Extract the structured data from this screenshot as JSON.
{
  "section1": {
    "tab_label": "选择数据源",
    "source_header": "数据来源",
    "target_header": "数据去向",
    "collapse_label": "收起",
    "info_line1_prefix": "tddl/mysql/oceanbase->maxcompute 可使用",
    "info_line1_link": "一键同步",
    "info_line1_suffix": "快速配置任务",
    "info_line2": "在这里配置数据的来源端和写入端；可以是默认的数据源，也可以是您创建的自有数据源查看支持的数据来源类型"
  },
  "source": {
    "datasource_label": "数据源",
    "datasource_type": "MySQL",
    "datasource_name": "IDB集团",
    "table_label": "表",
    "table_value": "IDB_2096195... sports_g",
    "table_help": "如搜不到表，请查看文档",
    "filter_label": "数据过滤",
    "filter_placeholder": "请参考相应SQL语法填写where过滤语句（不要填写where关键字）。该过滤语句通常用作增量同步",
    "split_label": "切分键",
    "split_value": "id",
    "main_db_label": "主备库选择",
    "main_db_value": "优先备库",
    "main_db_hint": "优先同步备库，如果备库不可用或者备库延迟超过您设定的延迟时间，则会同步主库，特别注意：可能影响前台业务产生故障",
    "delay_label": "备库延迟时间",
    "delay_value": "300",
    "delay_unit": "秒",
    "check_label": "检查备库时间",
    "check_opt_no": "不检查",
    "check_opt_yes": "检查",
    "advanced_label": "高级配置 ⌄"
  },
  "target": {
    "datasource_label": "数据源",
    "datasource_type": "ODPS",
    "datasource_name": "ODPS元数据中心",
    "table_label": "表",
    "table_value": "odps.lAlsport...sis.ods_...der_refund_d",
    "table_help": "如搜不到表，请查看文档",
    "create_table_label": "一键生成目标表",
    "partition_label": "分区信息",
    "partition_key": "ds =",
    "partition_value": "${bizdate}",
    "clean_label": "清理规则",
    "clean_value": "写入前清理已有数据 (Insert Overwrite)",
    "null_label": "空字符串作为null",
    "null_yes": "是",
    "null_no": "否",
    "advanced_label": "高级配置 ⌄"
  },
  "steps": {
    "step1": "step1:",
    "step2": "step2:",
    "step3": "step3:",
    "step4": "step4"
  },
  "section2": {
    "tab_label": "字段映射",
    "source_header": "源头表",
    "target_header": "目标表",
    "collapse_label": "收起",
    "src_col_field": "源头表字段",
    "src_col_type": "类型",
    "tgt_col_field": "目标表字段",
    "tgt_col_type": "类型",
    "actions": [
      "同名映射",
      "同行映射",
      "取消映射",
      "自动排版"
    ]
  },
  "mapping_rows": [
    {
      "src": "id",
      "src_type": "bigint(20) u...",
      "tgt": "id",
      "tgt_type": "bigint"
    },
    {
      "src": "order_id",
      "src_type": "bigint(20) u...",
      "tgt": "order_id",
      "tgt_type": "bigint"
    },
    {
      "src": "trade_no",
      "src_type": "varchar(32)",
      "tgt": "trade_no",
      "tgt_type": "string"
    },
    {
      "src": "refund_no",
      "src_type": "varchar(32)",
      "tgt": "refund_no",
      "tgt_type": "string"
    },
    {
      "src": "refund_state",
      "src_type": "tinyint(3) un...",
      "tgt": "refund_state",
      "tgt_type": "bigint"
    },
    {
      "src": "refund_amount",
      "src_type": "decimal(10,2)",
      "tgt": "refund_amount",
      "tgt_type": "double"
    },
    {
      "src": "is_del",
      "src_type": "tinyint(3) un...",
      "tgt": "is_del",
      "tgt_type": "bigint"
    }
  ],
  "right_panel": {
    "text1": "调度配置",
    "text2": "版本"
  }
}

GIVEN INSTRUCTION:
Copy out all of the records above with nothing altered.

FULL SOLUTION:
Extract the structured data from this screenshot as JSON.
{
  "section1": {
    "tab_label": "选择数据源",
    "source_header": "数据来源",
    "target_header": "数据去向",
    "collapse_label": "收起",
    "info_line1_prefix": "tddl/mysql/oceanbase->maxcompute 可使用",
    "info_line1_link": "一键同步",
    "info_line1_suffix": "快速配置任务",
    "info_line2": "在这里配置数据的来源端和写入端；可以是默认的数据源，也可以是您创建的自有数据源查看支持的数据来源类型"
  },
  "source": {
    "datasource_label": "数据源",
    "datasource_type": "MySQL",
    "datasource_name": "IDB集团",
    "table_label": "表",
    "table_value": "IDB_2096195... sports_g",
    "table_help": "如搜不到表，请查看文档",
    "filter_label": "数据过滤",
    "filter_placeholder": "请参考相应SQL语法填写where过滤语句（不要填写where关键字）。该过滤语句通常用作增量同步",
    "split_label": "切分键",
    "split_value": "id",
    "main_db_label": "主备库选择",
    "main_db_value": "优先备库",
    "main_db_hint": "优先同步备库，如果备库不可用或者备库延迟超过您设定的延迟时间，则会同步主库，特别注意：可能影响前台业务产生故障",
    "delay_label": "备库延迟时间",
    "delay_value": "300",
    "delay_unit": "秒",
    "check_label": "检查备库时间",
    "check_opt_no": "不检查",
    "check_opt_yes": "检查",
    "advanced_label": "高级配置 ⌄"
  },
  "target": {
    "datasource_label": "数据源",
    "datasource_type": "ODPS",
    "datasource_name": "ODPS元数据中心",
    "table_label": "表",
    "table_value": "odps.lAlsport...sis.ods_...der_refund_d",
    "table_help": "如搜不到表，请查看文档",
    "create_table_label": "一键生成目标表",
    "partition_label": "分区信息",
    "partition_key": "ds =",
    "partition_value": "${bizdate}",
    "clean_label": "清理规则",
    "clean_value": "写入前清理已有数据 (Insert Overwrite)",
    "null_label": "空字符串作为null",
    "null_yes": "是",
    "null_no": "否",
    "advanced_label": "高级配置 ⌄"
  },
  "steps": {
    "step1": "step1:",
    "step2": "step2:",
    "step3": "step3:",
    "step4": "step4"
  },
  "section2": {
    "tab_label": "字段映射",
    "source_header": "源头表",
    "target_header": "目标表",
    "collapse_label": "收起",
    "src_col_field": "源头表字段",
    "src_col_type": "类型",
    "tgt_col_field": "目标表字段",
    "tgt_col_type": "类型",
    "actions": [
      "同名映射",
      "同行映射",
      "取消映射",
      "自动排版"
    ]
  },
  "mapping_rows": [
    {
      "src": "id",
      "src_type": "bigint(20) u...",
      "tgt": "id",
      "tgt_type": "bigint"
    },
    {
      "src": "order_id",
      "src_type": "bigint(20) u...",
      "tgt": "order_id",
      "tgt_type": "bigint"
    },
    {
      "src": "trade_no",
      "src_type": "varchar(32)",
      "tgt": "trade_no",
      "tgt_type": "string"
    },
    {
      "src": "refund_no",
      "src_type": "varchar(32)",
      "tgt": "refund_no",
      "tgt_type": "string"
    },
    {
      "src": "refund_state",
      "src_type": "tinyint(3) un...",
      "tgt": "refund_state",
      "tgt_type": "bigint"
    },
    {
      "src": "refund_amount",
      "src_type": "decimal(10,2)",
      "tgt": "refund_amount",
      "tgt_type": "double"
    },
    {
      "src": "is_del",
      "src_type": "tinyint(3) un...",
      "tgt": "is_del",
      "tgt_type": "bigint"
    }
  ],
  "right_panel": {
    "text1": "调度配置",
    "text2": "版本"
  }
}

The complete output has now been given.